══ Information provided

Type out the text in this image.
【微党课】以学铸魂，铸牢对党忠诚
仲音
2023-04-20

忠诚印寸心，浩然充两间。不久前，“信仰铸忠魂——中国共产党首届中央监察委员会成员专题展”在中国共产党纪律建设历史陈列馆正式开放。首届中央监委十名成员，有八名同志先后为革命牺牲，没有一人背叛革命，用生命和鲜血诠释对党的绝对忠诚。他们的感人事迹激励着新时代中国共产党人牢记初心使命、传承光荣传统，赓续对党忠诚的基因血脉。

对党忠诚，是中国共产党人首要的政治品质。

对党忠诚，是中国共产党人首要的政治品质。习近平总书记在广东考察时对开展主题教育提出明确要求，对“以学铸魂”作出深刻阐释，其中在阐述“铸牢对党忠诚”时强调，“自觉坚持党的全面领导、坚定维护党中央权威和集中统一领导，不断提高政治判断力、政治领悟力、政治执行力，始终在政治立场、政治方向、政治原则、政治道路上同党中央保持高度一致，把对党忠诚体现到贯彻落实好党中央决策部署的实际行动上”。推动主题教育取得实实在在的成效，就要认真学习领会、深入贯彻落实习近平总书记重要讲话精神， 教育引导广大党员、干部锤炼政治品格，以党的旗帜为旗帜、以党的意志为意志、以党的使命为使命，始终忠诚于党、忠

════
══ Information provided

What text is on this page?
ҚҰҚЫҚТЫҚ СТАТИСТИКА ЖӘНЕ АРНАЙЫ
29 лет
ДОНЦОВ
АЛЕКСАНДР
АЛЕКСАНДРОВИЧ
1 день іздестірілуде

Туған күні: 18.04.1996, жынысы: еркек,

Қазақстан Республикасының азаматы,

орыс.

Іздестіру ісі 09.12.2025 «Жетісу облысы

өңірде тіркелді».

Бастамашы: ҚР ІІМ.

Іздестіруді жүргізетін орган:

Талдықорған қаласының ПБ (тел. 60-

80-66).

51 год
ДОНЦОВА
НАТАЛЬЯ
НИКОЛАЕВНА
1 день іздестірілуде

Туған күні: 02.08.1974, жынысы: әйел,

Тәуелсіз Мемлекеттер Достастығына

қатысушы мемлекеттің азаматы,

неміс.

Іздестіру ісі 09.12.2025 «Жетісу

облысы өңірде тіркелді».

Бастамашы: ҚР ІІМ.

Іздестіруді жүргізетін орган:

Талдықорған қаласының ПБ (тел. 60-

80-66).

════
══ Information provided

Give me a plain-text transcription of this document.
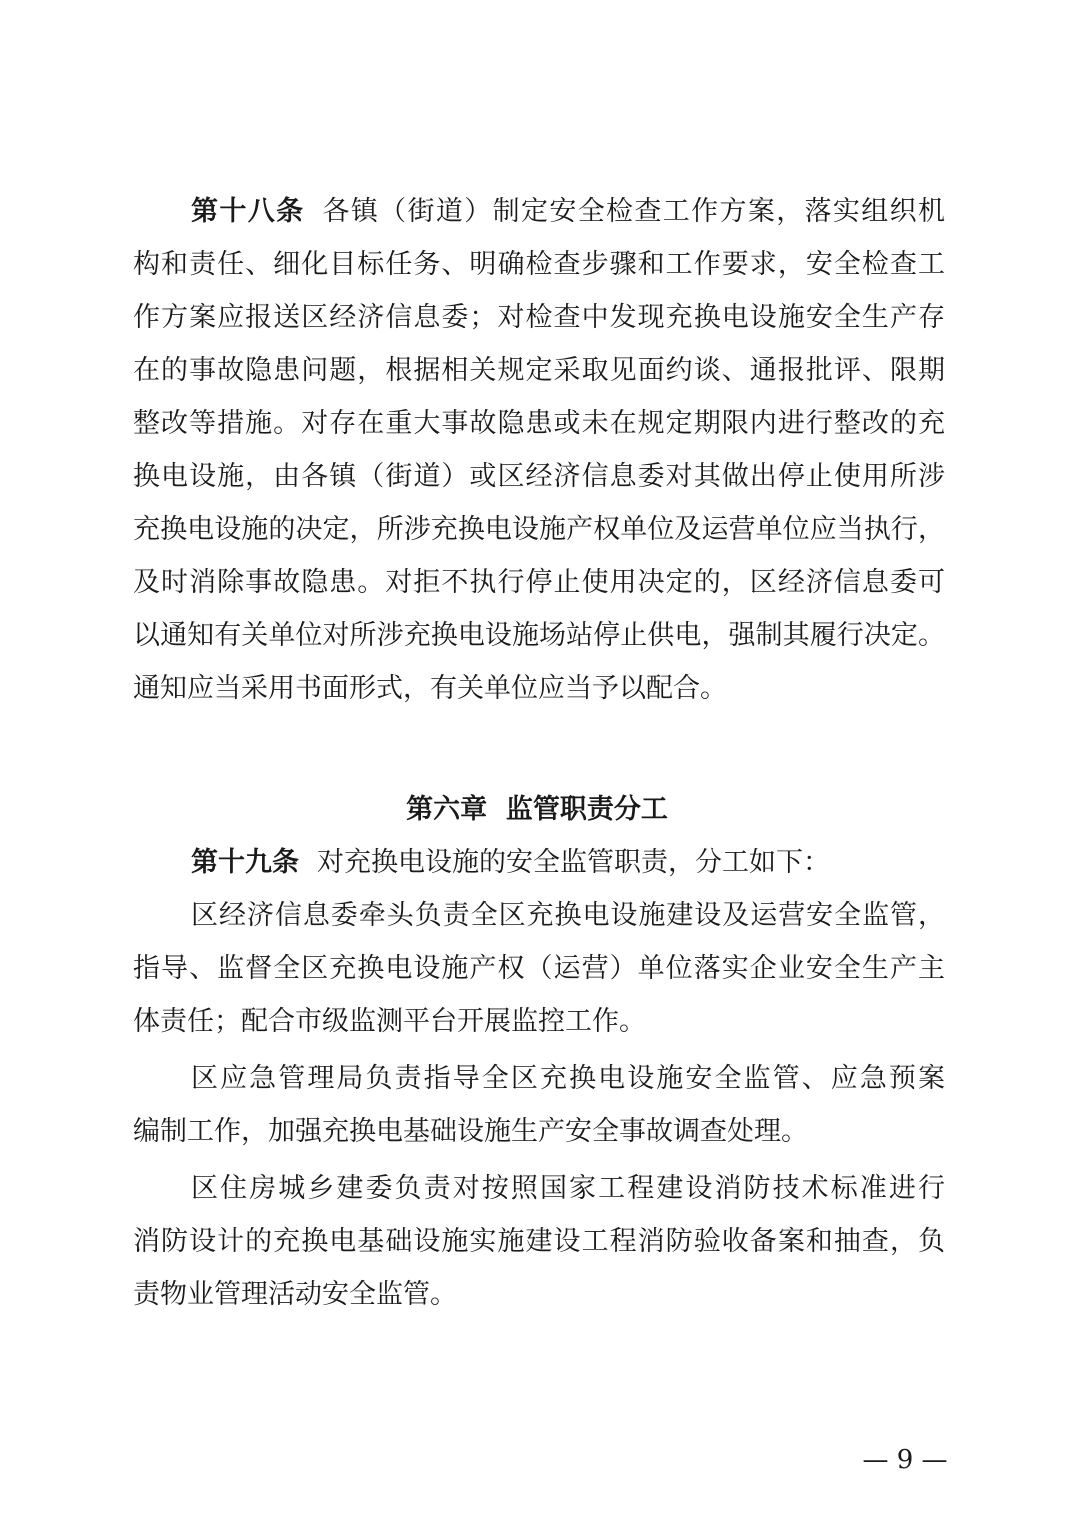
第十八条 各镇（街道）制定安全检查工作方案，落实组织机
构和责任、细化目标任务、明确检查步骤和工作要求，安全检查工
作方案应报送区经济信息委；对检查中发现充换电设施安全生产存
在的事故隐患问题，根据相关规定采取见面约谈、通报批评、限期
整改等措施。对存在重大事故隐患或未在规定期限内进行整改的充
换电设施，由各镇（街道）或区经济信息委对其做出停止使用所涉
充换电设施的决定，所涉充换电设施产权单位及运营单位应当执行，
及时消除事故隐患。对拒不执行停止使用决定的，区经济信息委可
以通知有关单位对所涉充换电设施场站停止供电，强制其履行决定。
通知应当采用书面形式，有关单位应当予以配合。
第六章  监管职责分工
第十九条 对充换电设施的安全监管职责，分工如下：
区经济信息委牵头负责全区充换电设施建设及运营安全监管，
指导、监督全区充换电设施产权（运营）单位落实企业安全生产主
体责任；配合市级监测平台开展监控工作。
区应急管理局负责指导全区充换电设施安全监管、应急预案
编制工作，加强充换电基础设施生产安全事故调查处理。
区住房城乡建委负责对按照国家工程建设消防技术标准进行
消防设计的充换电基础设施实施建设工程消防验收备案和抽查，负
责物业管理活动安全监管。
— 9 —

════

▸ **Written request**
In the records above, how many lines contain the string "күні"? State that number only.

▸ **Response to the exercise**
2